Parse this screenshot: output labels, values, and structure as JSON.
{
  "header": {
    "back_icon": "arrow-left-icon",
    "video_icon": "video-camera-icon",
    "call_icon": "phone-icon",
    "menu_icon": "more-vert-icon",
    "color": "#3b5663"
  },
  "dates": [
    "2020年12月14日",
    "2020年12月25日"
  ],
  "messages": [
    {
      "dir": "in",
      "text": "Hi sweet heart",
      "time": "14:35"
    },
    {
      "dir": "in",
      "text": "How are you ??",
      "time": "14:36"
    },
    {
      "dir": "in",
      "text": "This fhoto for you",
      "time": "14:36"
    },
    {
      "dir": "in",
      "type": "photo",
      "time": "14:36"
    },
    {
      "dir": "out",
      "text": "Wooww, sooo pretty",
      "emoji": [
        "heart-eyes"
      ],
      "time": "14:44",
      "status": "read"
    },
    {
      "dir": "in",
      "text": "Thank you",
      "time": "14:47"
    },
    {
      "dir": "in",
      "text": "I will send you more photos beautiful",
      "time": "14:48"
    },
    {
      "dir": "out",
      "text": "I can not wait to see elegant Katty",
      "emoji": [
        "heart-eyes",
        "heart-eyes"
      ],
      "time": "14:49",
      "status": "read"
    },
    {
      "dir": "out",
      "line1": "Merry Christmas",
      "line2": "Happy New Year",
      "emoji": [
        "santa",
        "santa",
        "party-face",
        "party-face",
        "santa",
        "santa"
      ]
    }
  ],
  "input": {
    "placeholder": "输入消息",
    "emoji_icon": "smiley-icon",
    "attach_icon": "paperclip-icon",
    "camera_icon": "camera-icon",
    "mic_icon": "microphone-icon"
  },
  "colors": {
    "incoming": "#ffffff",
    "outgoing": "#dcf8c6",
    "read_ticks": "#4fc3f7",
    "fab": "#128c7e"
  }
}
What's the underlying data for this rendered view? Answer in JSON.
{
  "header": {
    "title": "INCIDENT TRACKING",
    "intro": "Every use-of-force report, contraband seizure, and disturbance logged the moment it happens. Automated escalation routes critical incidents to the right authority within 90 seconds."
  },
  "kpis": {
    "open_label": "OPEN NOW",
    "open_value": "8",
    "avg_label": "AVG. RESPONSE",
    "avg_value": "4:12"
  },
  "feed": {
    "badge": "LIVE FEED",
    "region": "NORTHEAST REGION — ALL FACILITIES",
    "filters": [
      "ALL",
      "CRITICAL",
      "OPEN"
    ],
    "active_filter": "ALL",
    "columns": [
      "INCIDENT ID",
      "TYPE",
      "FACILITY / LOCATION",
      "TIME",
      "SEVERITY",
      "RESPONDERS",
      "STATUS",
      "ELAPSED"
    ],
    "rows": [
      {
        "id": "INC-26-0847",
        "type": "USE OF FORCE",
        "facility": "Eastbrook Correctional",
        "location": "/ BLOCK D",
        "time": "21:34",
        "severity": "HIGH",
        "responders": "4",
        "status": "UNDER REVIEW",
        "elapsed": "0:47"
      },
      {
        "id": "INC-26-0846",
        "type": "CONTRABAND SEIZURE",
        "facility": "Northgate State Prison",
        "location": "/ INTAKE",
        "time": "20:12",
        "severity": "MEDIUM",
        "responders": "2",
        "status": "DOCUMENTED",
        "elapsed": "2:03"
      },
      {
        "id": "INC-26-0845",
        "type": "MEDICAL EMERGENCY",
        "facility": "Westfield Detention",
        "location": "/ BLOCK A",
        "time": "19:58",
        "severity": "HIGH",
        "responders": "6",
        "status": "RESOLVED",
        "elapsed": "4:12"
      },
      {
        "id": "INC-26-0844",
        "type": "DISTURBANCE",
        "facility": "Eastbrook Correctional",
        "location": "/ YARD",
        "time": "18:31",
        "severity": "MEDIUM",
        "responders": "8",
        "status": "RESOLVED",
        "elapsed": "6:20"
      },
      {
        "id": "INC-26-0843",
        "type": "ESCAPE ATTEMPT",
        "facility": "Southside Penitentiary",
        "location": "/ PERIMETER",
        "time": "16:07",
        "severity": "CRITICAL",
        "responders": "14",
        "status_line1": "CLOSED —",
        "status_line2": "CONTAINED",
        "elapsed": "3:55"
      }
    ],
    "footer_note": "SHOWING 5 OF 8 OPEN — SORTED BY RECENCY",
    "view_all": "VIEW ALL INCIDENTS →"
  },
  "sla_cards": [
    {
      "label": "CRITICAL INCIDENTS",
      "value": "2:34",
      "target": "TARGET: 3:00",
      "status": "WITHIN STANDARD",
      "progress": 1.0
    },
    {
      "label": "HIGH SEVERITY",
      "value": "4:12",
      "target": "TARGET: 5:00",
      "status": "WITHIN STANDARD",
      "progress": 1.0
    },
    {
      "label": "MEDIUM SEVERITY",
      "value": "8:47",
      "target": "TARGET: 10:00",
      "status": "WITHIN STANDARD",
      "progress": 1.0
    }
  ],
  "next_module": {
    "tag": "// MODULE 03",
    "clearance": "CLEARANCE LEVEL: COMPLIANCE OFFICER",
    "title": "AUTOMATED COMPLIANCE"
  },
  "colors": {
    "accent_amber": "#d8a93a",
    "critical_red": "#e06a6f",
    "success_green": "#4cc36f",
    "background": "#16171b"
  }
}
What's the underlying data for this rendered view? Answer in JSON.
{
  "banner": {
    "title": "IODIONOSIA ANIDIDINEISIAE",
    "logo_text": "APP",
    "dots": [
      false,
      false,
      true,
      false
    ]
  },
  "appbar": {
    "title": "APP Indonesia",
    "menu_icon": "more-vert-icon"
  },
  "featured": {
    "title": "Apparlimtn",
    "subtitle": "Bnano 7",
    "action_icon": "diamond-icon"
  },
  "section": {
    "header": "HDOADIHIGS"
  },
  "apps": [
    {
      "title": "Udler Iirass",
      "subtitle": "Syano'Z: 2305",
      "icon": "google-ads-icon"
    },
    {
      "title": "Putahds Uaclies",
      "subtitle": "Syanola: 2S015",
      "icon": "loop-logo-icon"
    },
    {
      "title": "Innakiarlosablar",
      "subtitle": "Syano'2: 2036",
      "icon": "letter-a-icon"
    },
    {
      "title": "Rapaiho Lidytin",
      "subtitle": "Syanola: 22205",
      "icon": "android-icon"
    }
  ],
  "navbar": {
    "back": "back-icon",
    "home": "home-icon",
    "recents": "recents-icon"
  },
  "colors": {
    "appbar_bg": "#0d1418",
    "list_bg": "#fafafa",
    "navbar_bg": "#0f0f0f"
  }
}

> _PROBLEM_
Restate every record exactly, leaving nothing out.

> _SOLUTION TO THIS EXERCISE_
Parse this screenshot: output labels, values, and structure as JSON.
{
  "header": {
    "back_icon": "arrow-left-icon",
    "video_icon": "video-camera-icon",
    "call_icon": "phone-icon",
    "menu_icon": "more-vert-icon",
    "color": "#3b5663"
  },
  "dates": [
    "2020年12月14日",
    "2020年12月25日"
  ],
  "messages": [
    {
      "dir": "in",
      "text": "Hi sweet heart",
      "time": "14:35"
    },
    {
      "dir": "in",
      "text": "How are you ??",
      "time": "14:36"
    },
    {
      "dir": "in",
      "text": "This fhoto for you",
      "time": "14:36"
    },
    {
      "dir": "in",
      "type": "photo",
      "time": "14:36"
    },
    {
      "dir": "out",
      "text": "Wooww, sooo pretty",
      "emoji": [
        "heart-eyes"
      ],
      "time": "14:44",
      "status": "read"
    },
    {
      "dir": "in",
      "text": "Thank you",
      "time": "14:47"
    },
    {
      "dir": "in",
      "text": "I will send you more photos beautiful",
      "time": "14:48"
    },
    {
      "dir": "out",
      "text": "I can not wait to see elegant Katty",
      "emoji": [
        "heart-eyes",
        "heart-eyes"
      ],
      "time": "14:49",
      "status": "read"
    },
    {
      "dir": "out",
      "line1": "Merry Christmas",
      "line2": "Happy New Year",
      "emoji": [
        "santa",
        "santa",
        "party-face",
        "party-face",
        "santa",
        "santa"
      ]
    }
  ],
  "input": {
    "placeholder": "输入消息",
    "emoji_icon": "smiley-icon",
    "attach_icon": "paperclip-icon",
    "camera_icon": "camera-icon",
    "mic_icon": "microphone-icon"
  },
  "colors": {
    "incoming": "#ffffff",
    "outgoing": "#dcf8c6",
    "read_ticks": "#4fc3f7",
    "fab": "#128c7e"
  }
}
What's the underlying data for this rendered view? Answer in JSON.
{
  "header": {
    "title": "INCIDENT TRACKING",
    "intro": "Every use-of-force report, contraband seizure, and disturbance logged the moment it happens. Automated escalation routes critical incidents to the right authority within 90 seconds."
  },
  "kpis": {
    "open_label": "OPEN NOW",
    "open_value": "8",
    "avg_label": "AVG. RESPONSE",
    "avg_value": "4:12"
  },
  "feed": {
    "badge": "LIVE FEED",
    "region": "NORTHEAST REGION — ALL FACILITIES",
    "filters": [
      "ALL",
      "CRITICAL",
      "OPEN"
    ],
    "active_filter": "ALL",
    "columns": [
      "INCIDENT ID",
      "TYPE",
      "FACILITY / LOCATION",
      "TIME",
      "SEVERITY",
      "RESPONDERS",
      "STATUS",
      "ELAPSED"
    ],
    "rows": [
      {
        "id": "INC-26-0847",
        "type": "USE OF FORCE",
        "facility": "Eastbrook Correctional",
        "location": "/ BLOCK D",
        "time": "21:34",
        "severity": "HIGH",
        "responders": "4",
        "status": "UNDER REVIEW",
        "elapsed": "0:47"
      },
      {
        "id": "INC-26-0846",
        "type": "CONTRABAND SEIZURE",
        "facility": "Northgate State Prison",
        "location": "/ INTAKE",
        "time": "20:12",
        "severity": "MEDIUM",
        "responders": "2",
        "status": "DOCUMENTED",
        "elapsed": "2:03"
      },
      {
        "id": "INC-26-0845",
        "type": "MEDICAL EMERGENCY",
        "facility": "Westfield Detention",
        "location": "/ BLOCK A",
        "time": "19:58",
        "severity": "HIGH",
        "responders": "6",
        "status": "RESOLVED",
        "elapsed": "4:12"
      },
      {
        "id": "INC-26-0844",
        "type": "DISTURBANCE",
        "facility": "Eastbrook Correctional",
        "location": "/ YARD",
        "time": "18:31",
        "severity": "MEDIUM",
        "responders": "8",
        "status": "RESOLVED",
        "elapsed": "6:20"
      },
      {
        "id": "INC-26-0843",
        "type": "ESCAPE ATTEMPT",
        "facility": "Southside Penitentiary",
        "location": "/ PERIMETER",
        "time": "16:07",
        "severity": "CRITICAL",
        "responders": "14",
        "status_line1": "CLOSED —",
        "status_line2": "CONTAINED",
        "elapsed": "3:55"
      }
    ],
    "footer_note": "SHOWING 5 OF 8 OPEN — SORTED BY RECENCY",
    "view_all": "VIEW ALL INCIDENTS →"
  },
  "sla_cards": [
    {
      "label": "CRITICAL INCIDENTS",
      "value": "2:34",
      "target": "TARGET: 3:00",
      "status": "WITHIN STANDARD",
      "progress": 1.0
    },
    {
      "label": "HIGH SEVERITY",
      "value": "4:12",
      "target": "TARGET: 5:00",
      "status": "WITHIN STANDARD",
      "progress": 1.0
    },
    {
      "label": "MEDIUM SEVERITY",
      "value": "8:47",
      "target": "TARGET: 10:00",
      "status": "WITHIN STANDARD",
      "progress": 1.0
    }
  ],
  "next_module": {
    "tag": "// MODULE 03",
    "clearance": "CLEARANCE LEVEL: COMPLIANCE OFFICER",
    "title": "AUTOMATED COMPLIANCE"
  },
  "colors": {
    "accent_amber": "#d8a93a",
    "critical_red": "#e06a6f",
    "success_green": "#4cc36f",
    "background": "#16171b"
  }
}
What's the underlying data for this rendered view? Answer in JSON.
{
  "banner": {
    "title": "IODIONOSIA ANIDIDINEISIAE",
    "logo_text": "APP",
    "dots": [
      false,
      false,
      true,
      false
    ]
  },
  "appbar": {
    "title": "APP Indonesia",
    "menu_icon": "more-vert-icon"
  },
  "featured": {
    "title": "Apparlimtn",
    "subtitle": "Bnano 7",
    "action_icon": "diamond-icon"
  },
  "section": {
    "header": "HDOADIHIGS"
  },
  "apps": [
    {
      "title": "Udler Iirass",
      "subtitle": "Syano'Z: 2305",
      "icon": "google-ads-icon"
    },
    {
      "title": "Putahds Uaclies",
      "subtitle": "Syanola: 2S015",
      "icon": "loop-logo-icon"
    },
    {
      "title": "Innakiarlosablar",
      "subtitle": "Syano'2: 2036",
      "icon": "letter-a-icon"
    },
    {
      "title": "Rapaiho Lidytin",
      "subtitle": "Syanola: 22205",
      "icon": "android-icon"
    }
  ],
  "navbar": {
    "back": "back-icon",
    "home": "home-icon",
    "recents": "recents-icon"
  },
  "colors": {
    "appbar_bg": "#0d1418",
    "list_bg": "#fafafa",
    "navbar_bg": "#0f0f0f"
  }
}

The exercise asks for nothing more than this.